Problem description
For every line in the records that has the word "JSON", make a copy.

Records provided
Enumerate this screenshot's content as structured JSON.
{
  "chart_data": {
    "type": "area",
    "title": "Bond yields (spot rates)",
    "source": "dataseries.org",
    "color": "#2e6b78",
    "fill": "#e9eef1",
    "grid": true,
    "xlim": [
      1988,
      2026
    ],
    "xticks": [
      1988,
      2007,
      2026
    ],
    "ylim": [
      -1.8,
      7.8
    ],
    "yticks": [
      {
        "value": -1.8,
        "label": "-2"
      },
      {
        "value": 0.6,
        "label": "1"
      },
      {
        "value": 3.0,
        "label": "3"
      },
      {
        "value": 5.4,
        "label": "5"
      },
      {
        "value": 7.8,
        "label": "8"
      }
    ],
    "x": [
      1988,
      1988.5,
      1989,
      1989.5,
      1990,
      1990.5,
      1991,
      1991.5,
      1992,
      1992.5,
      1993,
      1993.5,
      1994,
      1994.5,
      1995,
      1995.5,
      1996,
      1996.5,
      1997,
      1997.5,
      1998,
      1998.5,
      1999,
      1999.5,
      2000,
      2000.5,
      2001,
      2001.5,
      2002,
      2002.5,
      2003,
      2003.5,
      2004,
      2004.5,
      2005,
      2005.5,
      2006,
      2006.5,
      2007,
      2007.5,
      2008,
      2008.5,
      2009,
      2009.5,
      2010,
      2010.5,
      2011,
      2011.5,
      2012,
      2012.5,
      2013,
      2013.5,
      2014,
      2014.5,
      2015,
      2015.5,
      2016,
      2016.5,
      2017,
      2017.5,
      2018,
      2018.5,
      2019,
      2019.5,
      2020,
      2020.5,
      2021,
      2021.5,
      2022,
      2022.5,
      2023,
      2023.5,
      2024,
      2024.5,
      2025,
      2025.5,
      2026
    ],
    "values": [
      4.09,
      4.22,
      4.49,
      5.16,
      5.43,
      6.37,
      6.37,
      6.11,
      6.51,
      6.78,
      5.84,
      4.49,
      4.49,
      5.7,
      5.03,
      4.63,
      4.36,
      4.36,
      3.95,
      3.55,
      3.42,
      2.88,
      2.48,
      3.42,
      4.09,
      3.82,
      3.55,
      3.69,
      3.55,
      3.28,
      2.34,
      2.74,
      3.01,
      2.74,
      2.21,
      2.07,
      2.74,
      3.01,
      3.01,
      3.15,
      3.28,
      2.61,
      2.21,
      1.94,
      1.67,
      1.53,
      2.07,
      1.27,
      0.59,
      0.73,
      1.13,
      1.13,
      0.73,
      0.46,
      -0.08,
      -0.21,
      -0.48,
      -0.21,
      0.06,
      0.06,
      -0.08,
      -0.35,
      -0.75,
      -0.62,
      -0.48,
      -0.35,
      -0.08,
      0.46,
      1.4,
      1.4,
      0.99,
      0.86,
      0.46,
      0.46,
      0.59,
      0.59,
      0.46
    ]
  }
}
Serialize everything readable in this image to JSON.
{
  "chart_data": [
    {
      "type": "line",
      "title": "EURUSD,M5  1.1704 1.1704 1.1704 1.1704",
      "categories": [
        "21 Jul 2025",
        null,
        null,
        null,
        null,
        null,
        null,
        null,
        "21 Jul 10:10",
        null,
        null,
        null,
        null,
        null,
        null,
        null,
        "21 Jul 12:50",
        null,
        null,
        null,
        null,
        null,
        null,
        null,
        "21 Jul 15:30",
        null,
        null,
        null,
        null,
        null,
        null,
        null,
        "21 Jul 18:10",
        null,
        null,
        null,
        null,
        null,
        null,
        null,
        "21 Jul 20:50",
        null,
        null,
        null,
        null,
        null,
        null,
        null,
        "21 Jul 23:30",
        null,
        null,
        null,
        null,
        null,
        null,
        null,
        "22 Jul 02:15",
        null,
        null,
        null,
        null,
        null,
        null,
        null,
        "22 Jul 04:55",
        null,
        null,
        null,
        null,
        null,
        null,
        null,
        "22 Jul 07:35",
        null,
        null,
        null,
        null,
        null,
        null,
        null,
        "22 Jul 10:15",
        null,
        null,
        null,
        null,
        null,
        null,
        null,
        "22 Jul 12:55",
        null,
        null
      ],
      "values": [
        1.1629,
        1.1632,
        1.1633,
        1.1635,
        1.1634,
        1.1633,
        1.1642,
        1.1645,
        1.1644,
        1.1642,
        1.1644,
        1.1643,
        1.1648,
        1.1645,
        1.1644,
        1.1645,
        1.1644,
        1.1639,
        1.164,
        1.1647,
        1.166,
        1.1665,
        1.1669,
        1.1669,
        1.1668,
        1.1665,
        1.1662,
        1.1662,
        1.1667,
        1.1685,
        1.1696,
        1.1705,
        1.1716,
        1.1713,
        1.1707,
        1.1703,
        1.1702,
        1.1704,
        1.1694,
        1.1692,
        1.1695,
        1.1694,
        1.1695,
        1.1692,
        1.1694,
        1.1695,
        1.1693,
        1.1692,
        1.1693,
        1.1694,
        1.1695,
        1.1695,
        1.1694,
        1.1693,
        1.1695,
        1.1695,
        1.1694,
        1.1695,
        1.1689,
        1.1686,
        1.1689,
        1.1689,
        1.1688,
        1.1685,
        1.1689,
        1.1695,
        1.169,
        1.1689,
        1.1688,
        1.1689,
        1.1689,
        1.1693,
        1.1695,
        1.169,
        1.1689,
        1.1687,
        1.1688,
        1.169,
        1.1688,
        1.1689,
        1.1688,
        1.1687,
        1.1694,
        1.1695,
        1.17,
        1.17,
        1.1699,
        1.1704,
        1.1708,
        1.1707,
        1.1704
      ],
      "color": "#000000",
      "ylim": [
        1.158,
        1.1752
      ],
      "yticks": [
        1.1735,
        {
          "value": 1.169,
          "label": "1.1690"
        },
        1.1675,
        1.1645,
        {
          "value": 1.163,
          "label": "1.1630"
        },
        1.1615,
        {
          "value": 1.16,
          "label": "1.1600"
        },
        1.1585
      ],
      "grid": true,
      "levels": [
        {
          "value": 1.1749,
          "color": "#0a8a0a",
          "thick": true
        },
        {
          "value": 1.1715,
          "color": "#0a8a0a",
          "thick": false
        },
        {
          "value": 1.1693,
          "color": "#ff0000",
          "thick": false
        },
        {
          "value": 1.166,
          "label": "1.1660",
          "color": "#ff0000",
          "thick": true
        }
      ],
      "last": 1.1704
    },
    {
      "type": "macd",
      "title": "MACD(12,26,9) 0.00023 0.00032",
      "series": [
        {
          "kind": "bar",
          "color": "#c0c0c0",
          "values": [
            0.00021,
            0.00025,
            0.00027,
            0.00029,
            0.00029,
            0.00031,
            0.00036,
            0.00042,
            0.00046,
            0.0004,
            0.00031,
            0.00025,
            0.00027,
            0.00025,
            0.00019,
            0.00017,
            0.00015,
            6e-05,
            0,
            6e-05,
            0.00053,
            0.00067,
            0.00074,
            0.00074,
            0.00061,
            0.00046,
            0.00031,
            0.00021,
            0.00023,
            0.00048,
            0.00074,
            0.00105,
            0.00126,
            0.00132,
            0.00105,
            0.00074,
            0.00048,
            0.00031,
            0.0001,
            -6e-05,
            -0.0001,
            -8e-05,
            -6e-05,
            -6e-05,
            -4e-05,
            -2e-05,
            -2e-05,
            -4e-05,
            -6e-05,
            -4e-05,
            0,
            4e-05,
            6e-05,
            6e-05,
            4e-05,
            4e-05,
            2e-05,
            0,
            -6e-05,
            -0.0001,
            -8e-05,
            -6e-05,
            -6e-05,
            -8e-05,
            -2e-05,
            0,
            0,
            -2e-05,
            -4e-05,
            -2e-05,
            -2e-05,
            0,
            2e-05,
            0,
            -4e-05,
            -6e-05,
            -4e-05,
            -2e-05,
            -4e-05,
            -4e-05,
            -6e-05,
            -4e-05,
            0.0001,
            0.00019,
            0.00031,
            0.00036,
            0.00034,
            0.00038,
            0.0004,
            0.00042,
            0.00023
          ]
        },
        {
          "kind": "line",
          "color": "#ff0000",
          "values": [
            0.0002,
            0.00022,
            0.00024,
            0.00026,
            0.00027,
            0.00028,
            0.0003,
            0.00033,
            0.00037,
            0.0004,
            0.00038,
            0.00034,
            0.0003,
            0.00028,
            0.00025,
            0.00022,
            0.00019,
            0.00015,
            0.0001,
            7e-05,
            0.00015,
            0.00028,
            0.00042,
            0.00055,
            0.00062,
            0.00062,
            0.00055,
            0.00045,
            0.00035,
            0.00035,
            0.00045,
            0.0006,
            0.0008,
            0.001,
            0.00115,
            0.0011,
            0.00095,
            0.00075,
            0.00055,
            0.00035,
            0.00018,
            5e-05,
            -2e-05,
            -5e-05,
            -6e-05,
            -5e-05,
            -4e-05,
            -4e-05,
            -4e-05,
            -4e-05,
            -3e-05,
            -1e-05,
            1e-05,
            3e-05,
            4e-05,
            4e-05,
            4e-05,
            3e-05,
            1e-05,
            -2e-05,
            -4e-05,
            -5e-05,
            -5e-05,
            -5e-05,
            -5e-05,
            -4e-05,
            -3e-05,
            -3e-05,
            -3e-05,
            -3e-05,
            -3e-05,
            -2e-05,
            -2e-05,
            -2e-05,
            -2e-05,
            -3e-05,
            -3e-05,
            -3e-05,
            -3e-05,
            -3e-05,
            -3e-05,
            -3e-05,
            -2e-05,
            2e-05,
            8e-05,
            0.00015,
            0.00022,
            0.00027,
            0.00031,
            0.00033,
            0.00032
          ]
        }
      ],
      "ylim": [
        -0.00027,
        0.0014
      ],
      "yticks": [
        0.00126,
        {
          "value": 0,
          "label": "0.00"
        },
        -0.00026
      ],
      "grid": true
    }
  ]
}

Answer below
Enumerate this screenshot's content as structured JSON.
Serialize everything readable in this image to JSON.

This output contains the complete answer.